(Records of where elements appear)
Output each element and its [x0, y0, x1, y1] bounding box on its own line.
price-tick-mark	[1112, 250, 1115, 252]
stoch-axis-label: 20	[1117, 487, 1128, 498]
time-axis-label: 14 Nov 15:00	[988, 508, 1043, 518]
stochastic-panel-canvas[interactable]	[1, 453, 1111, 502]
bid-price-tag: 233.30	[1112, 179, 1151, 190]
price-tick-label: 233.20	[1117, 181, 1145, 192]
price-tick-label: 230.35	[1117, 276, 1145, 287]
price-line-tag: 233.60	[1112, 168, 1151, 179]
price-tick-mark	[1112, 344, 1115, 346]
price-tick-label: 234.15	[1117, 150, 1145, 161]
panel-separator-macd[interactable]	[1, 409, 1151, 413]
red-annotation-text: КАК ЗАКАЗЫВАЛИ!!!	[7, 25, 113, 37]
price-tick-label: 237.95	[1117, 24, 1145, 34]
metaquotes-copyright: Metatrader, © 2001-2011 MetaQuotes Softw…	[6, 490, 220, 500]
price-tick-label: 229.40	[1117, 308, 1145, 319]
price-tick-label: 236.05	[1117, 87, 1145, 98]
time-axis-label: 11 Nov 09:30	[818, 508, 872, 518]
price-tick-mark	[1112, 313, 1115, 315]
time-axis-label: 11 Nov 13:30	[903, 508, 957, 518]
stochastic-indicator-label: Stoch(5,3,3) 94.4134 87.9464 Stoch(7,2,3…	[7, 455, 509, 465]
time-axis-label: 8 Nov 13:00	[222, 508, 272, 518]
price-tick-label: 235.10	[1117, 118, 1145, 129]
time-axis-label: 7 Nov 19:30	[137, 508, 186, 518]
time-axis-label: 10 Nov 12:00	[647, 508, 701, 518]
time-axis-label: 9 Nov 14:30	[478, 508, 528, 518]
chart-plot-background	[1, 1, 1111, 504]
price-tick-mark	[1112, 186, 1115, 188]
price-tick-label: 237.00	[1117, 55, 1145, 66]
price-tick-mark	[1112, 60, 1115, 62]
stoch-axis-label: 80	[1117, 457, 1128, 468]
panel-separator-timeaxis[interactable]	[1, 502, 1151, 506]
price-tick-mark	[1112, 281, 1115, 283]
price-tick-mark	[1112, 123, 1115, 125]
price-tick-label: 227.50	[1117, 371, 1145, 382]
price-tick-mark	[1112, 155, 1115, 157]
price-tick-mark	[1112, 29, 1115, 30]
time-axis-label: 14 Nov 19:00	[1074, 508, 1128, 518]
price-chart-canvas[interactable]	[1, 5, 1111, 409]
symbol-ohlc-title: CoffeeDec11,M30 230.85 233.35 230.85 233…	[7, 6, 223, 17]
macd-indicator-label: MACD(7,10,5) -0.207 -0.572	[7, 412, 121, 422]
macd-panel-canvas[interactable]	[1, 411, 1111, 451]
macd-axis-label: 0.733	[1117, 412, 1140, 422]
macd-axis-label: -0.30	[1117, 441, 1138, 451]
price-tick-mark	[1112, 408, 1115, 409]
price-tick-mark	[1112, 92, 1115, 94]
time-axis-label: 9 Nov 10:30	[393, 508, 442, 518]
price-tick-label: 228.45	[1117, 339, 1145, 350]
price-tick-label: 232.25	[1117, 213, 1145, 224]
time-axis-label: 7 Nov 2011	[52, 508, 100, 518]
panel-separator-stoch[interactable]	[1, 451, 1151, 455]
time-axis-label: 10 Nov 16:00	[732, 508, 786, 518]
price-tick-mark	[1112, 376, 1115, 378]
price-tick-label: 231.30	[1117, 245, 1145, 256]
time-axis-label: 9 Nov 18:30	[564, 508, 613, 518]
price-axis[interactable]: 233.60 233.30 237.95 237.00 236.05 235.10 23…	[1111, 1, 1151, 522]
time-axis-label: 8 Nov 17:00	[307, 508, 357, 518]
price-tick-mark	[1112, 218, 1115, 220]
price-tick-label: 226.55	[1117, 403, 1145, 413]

**Exercise**.
Reproduce every line of the entries above word for word and in the same order.

**Result for this exercise**.
Output each element and its [x0, y0, x1, y1] bounding box on its own line.
price-tick-mark	[1112, 250, 1115, 252]
stoch-axis-label: 20	[1117, 487, 1128, 498]
time-axis-label: 14 Nov 15:00	[988, 508, 1043, 518]
stochastic-panel-canvas[interactable]	[1, 453, 1111, 502]
bid-price-tag: 233.30	[1112, 179, 1151, 190]
price-tick-label: 233.20	[1117, 181, 1145, 192]
price-tick-label: 230.35	[1117, 276, 1145, 287]
price-line-tag: 233.60	[1112, 168, 1151, 179]
price-tick-mark	[1112, 344, 1115, 346]
price-tick-label: 234.15	[1117, 150, 1145, 161]
panel-separator-macd[interactable]	[1, 409, 1151, 413]
red-annotation-text: КАК ЗАКАЗЫВАЛИ!!!	[7, 25, 113, 37]
price-tick-label: 237.95	[1117, 24, 1145, 34]
metaquotes-copyright: Metatrader, © 2001-2011 MetaQuotes Softw…	[6, 490, 220, 500]
price-tick-label: 229.40	[1117, 308, 1145, 319]
price-tick-label: 236.05	[1117, 87, 1145, 98]
time-axis-label: 11 Nov 09:30	[818, 508, 872, 518]
price-tick-mark	[1112, 313, 1115, 315]
time-axis-label: 11 Nov 13:30	[903, 508, 957, 518]
stochastic-indicator-label: Stoch(5,3,3) 94.4134 87.9464 Stoch(7,2,3…	[7, 455, 509, 465]
time-axis-label: 8 Nov 13:00	[222, 508, 272, 518]
price-tick-label: 235.10	[1117, 118, 1145, 129]
time-axis-label: 7 Nov 19:30	[137, 508, 186, 518]
time-axis-label: 10 Nov 12:00	[647, 508, 701, 518]
time-axis-label: 9 Nov 14:30	[478, 508, 528, 518]
chart-plot-background	[1, 1, 1111, 504]
price-tick-mark	[1112, 186, 1115, 188]
price-tick-label: 237.00	[1117, 55, 1145, 66]
price-tick-mark	[1112, 60, 1115, 62]
stoch-axis-label: 80	[1117, 457, 1128, 468]
panel-separator-timeaxis[interactable]	[1, 502, 1151, 506]
price-tick-mark	[1112, 281, 1115, 283]
price-tick-mark	[1112, 123, 1115, 125]
price-tick-label: 227.50	[1117, 371, 1145, 382]
price-tick-mark	[1112, 155, 1115, 157]
price-tick-mark	[1112, 29, 1115, 30]
time-axis-label: 14 Nov 19:00	[1074, 508, 1128, 518]
price-chart-canvas[interactable]	[1, 5, 1111, 409]
symbol-ohlc-title: CoffeeDec11,M30 230.85 233.35 230.85 233…	[7, 6, 223, 17]
macd-indicator-label: MACD(7,10,5) -0.207 -0.572	[7, 412, 121, 422]
macd-panel-canvas[interactable]	[1, 411, 1111, 451]
macd-axis-label: 0.733	[1117, 412, 1140, 422]
macd-axis-label: -0.30	[1117, 441, 1138, 451]
price-tick-mark	[1112, 408, 1115, 409]
price-tick-mark	[1112, 92, 1115, 94]
time-axis-label: 9 Nov 10:30	[393, 508, 442, 518]
price-tick-label: 228.45	[1117, 339, 1145, 350]
price-tick-label: 232.25	[1117, 213, 1145, 224]
time-axis-label: 7 Nov 2011	[52, 508, 100, 518]
panel-separator-stoch[interactable]	[1, 451, 1151, 455]
time-axis-label: 10 Nov 16:00	[732, 508, 786, 518]
price-tick-mark	[1112, 376, 1115, 378]
price-tick-label: 231.30	[1117, 245, 1145, 256]
time-axis-label: 9 Nov 18:30	[564, 508, 613, 518]
price-axis[interactable]: 233.60 233.30 237.95 237.00 236.05 235.10 23…	[1111, 1, 1151, 522]
time-axis-label: 8 Nov 17:00	[307, 508, 357, 518]
price-tick-mark	[1112, 218, 1115, 220]
price-tick-label: 226.55	[1117, 403, 1145, 413]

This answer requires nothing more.